[Opening DATA TO PROCESS section]

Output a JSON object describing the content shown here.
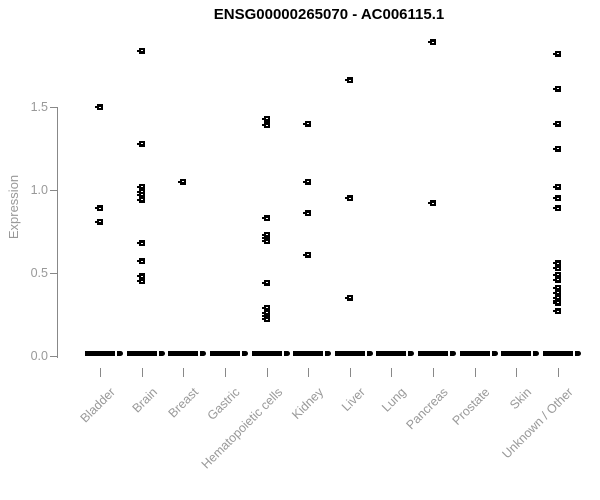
{
  "header": {
    "title": "ENSG00000265070 - AC006115.1"
  },
  "chart_data": {
    "type": "scatter",
    "title": "ENSG00000265070 - AC006115.1",
    "xlabel": "",
    "ylabel": "Expression",
    "ylim": [
      0,
      1.95
    ],
    "yticks": [
      0,
      0.5,
      1.0,
      1.5
    ],
    "ytick_labels": [
      "0.0",
      "0.5",
      "1.0",
      "1.5"
    ],
    "grid": false,
    "legend": "none",
    "marker": "open-square",
    "point_color": "#000000",
    "axis_color": "#888888",
    "label_color": "#999999",
    "background_color": "#ffffff",
    "categories": [
      "Bladder",
      "Brain",
      "Breast",
      "Gastric",
      "Hematopoietic cells",
      "Kidney",
      "Liver",
      "Lung",
      "Pancreas",
      "Prostate",
      "Skin",
      "Unknown / Other"
    ],
    "points_by_category": [
      {
        "category": "Bladder",
        "zero_stack": true,
        "values": [
          1.5,
          0.89,
          0.81
        ]
      },
      {
        "category": "Brain",
        "zero_stack": true,
        "values": [
          1.84,
          1.28,
          1.02,
          0.99,
          0.97,
          0.94,
          0.68,
          0.57,
          0.48,
          0.45
        ]
      },
      {
        "category": "Breast",
        "zero_stack": true,
        "values": [
          1.05
        ]
      },
      {
        "category": "Gastric",
        "zero_stack": true,
        "values": []
      },
      {
        "category": "Hematopoietic cells",
        "zero_stack": true,
        "values": [
          1.43,
          1.39,
          0.83,
          0.73,
          0.71,
          0.69,
          0.44,
          0.29,
          0.26,
          0.24,
          0.22
        ]
      },
      {
        "category": "Kidney",
        "zero_stack": true,
        "values": [
          1.4,
          1.05,
          0.86,
          0.61
        ]
      },
      {
        "category": "Liver",
        "zero_stack": true,
        "values": [
          1.66,
          0.95,
          0.35
        ]
      },
      {
        "category": "Lung",
        "zero_stack": true,
        "values": []
      },
      {
        "category": "Pancreas",
        "zero_stack": true,
        "values": [
          1.89,
          0.92
        ]
      },
      {
        "category": "Prostate",
        "zero_stack": true,
        "values": []
      },
      {
        "category": "Skin",
        "zero_stack": true,
        "values": []
      },
      {
        "category": "Unknown / Other",
        "zero_stack": true,
        "values": [
          1.82,
          1.61,
          1.4,
          1.25,
          1.02,
          0.95,
          0.89,
          0.56,
          0.53,
          0.49,
          0.46,
          0.41,
          0.38,
          0.35,
          0.33,
          0.32,
          0.27
        ]
      }
    ]
  }
}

[Closing DATA TO PROCESS section]

▸ TASK PROMPT:
Which lines above include the word "Hematopoietic"? Show each one.

▸ ANSWER FOR THIS EXERCISE:
      "Hematopoietic cells",
        "category": "Hematopoietic cells",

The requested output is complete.